§ WHAT IS ASKED:
Copy out the data below as written; omit any images.

§ INPUT RECORDS:

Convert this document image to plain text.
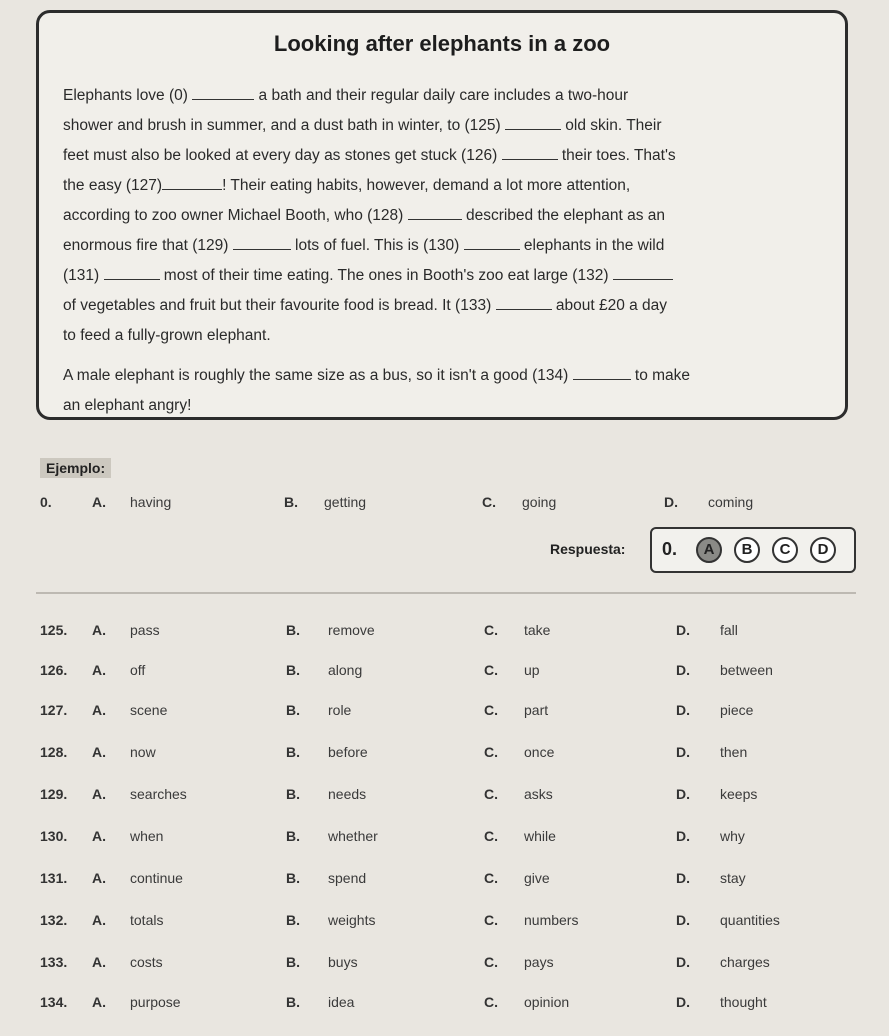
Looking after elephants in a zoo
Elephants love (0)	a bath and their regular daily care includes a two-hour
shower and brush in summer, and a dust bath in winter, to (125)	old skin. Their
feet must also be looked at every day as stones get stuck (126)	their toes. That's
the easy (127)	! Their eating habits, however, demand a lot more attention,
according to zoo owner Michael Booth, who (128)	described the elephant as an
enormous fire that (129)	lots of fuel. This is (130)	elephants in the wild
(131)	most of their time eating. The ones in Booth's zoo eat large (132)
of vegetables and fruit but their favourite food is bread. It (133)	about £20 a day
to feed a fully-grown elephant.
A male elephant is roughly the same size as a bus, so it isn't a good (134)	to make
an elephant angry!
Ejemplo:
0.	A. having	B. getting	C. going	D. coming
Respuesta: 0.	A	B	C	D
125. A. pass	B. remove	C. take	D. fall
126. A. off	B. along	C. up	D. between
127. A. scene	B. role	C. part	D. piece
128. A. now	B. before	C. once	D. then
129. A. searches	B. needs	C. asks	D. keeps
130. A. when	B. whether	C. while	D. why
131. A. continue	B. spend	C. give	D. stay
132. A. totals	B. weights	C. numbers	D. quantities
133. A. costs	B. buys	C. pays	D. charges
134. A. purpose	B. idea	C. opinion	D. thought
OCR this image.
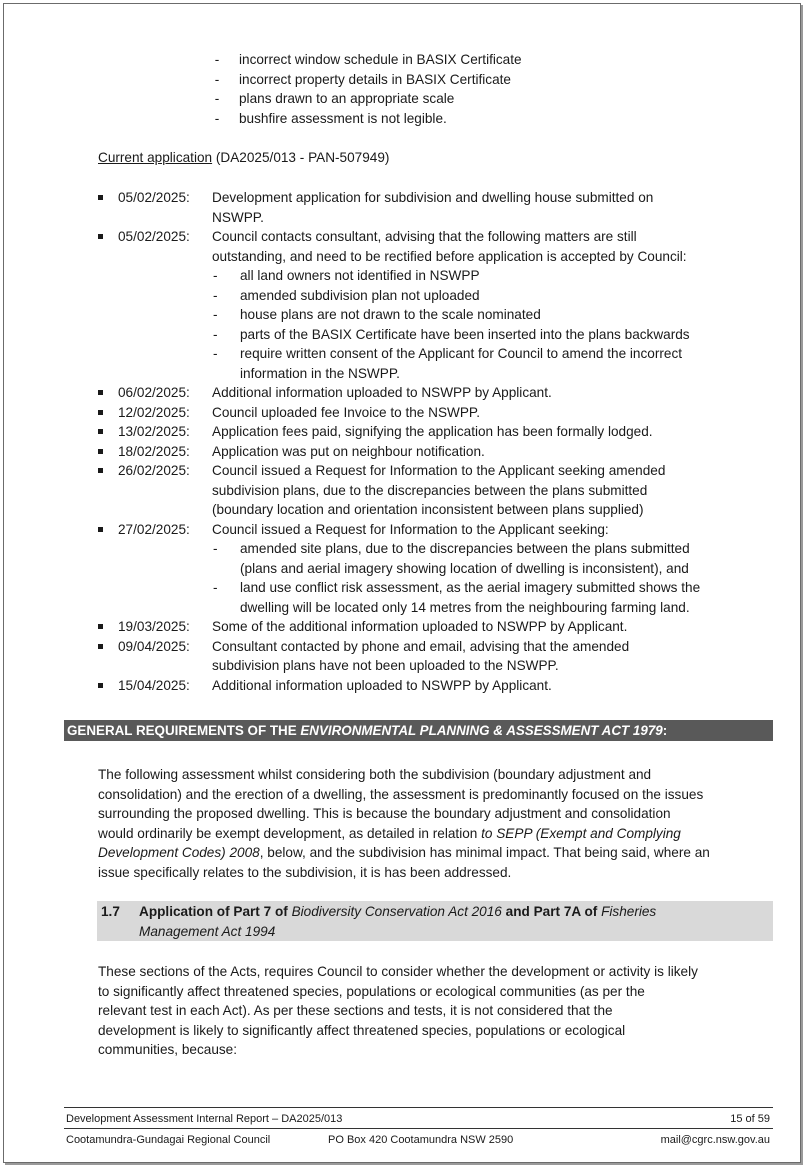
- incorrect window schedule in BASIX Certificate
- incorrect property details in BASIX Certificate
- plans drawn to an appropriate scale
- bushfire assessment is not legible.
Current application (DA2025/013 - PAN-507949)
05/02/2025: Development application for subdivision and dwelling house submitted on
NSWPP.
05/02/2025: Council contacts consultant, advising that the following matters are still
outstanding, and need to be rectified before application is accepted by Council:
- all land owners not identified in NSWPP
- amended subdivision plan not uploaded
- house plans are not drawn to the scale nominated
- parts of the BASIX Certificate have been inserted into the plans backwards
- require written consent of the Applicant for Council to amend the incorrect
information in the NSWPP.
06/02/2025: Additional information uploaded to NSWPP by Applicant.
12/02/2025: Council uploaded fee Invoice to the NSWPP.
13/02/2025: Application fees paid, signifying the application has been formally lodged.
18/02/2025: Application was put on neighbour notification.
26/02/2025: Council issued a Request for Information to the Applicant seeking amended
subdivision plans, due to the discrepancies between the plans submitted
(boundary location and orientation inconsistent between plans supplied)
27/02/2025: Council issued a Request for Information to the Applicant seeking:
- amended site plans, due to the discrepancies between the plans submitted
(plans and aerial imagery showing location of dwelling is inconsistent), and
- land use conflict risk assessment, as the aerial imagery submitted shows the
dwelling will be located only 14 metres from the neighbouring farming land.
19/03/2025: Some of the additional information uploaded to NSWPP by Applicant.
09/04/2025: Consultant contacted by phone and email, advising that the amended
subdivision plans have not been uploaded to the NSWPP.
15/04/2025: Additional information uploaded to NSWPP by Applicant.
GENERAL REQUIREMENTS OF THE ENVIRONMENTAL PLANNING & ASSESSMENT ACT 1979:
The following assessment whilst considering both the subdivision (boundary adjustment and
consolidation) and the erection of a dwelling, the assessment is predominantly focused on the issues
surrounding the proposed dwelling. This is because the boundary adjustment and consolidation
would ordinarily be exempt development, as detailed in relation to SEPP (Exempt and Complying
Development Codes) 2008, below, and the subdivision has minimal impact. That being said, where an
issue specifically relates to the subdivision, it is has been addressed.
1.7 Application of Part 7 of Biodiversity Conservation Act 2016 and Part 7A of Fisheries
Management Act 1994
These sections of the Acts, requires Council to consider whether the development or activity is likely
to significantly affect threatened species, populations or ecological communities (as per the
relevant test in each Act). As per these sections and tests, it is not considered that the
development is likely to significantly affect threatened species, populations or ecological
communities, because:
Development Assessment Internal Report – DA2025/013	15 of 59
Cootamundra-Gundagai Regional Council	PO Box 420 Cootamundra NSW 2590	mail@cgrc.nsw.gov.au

§ TASK SOLUTION:
Convert this document image to plain text.
Looking after elephants in a zoo
Elephants love (0)	a bath and their regular daily care includes a two-hour
shower and brush in summer, and a dust bath in winter, to (125)	old skin. Their
feet must also be looked at every day as stones get stuck (126)	their toes. That's
the easy (127)	! Their eating habits, however, demand a lot more attention,
according to zoo owner Michael Booth, who (128)	described the elephant as an
enormous fire that (129)	lots of fuel. This is (130)	elephants in the wild
(131)	most of their time eating. The ones in Booth's zoo eat large (132)
of vegetables and fruit but their favourite food is bread. It (133)	about £20 a day
to feed a fully-grown elephant.
A male elephant is roughly the same size as a bus, so it isn't a good (134)	to make
an elephant angry!
Ejemplo:
0.	A. having	B. getting	C. going	D. coming
Respuesta: 0.	A	B	C	D
125. A. pass	B. remove	C. take	D. fall
126. A. off	B. along	C. up	D. between
127. A. scene	B. role	C. part	D. piece
128. A. now	B. before	C. once	D. then
129. A. searches	B. needs	C. asks	D. keeps
130. A. when	B. whether	C. while	D. why
131. A. continue	B. spend	C. give	D. stay
132. A. totals	B. weights	C. numbers	D. quantities
133. A. costs	B. buys	C. pays	D. charges
134. A. purpose	B. idea	C. opinion	D. thought
OCR this image.
- incorrect window schedule in BASIX Certificate
- incorrect property details in BASIX Certificate
- plans drawn to an appropriate scale
- bushfire assessment is not legible.
Current application (DA2025/013 - PAN-507949)
05/02/2025: Development application for subdivision and dwelling house submitted on
NSWPP.
05/02/2025: Council contacts consultant, advising that the following matters are still
outstanding, and need to be rectified before application is accepted by Council:
- all land owners not identified in NSWPP
- amended subdivision plan not uploaded
- house plans are not drawn to the scale nominated
- parts of the BASIX Certificate have been inserted into the plans backwards
- require written consent of the Applicant for Council to amend the incorrect
information in the NSWPP.
06/02/2025: Additional information uploaded to NSWPP by Applicant.
12/02/2025: Council uploaded fee Invoice to the NSWPP.
13/02/2025: Application fees paid, signifying the application has been formally lodged.
18/02/2025: Application was put on neighbour notification.
26/02/2025: Council issued a Request for Information to the Applicant seeking amended
subdivision plans, due to the discrepancies between the plans submitted
(boundary location and orientation inconsistent between plans supplied)
27/02/2025: Council issued a Request for Information to the Applicant seeking:
- amended site plans, due to the discrepancies between the plans submitted
(plans and aerial imagery showing location of dwelling is inconsistent), and
- land use conflict risk assessment, as the aerial imagery submitted shows the
dwelling will be located only 14 metres from the neighbouring farming land.
19/03/2025: Some of the additional information uploaded to NSWPP by Applicant.
09/04/2025: Consultant contacted by phone and email, advising that the amended
subdivision plans have not been uploaded to the NSWPP.
15/04/2025: Additional information uploaded to NSWPP by Applicant.
GENERAL REQUIREMENTS OF THE ENVIRONMENTAL PLANNING & ASSESSMENT ACT 1979:
The following assessment whilst considering both the subdivision (boundary adjustment and
consolidation) and the erection of a dwelling, the assessment is predominantly focused on the issues
surrounding the proposed dwelling. This is because the boundary adjustment and consolidation
would ordinarily be exempt development, as detailed in relation to SEPP (Exempt and Complying
Development Codes) 2008, below, and the subdivision has minimal impact. That being said, where an
issue specifically relates to the subdivision, it is has been addressed.
1.7 Application of Part 7 of Biodiversity Conservation Act 2016 and Part 7A of Fisheries
Management Act 1994
These sections of the Acts, requires Council to consider whether the development or activity is likely
to significantly affect threatened species, populations or ecological communities (as per the
relevant test in each Act). As per these sections and tests, it is not considered that the
development is likely to significantly affect threatened species, populations or ecological
communities, because:
Development Assessment Internal Report – DA2025/013	15 of 59
Cootamundra-Gundagai Regional Council	PO Box 420 Cootamundra NSW 2590	mail@cgrc.nsw.gov.au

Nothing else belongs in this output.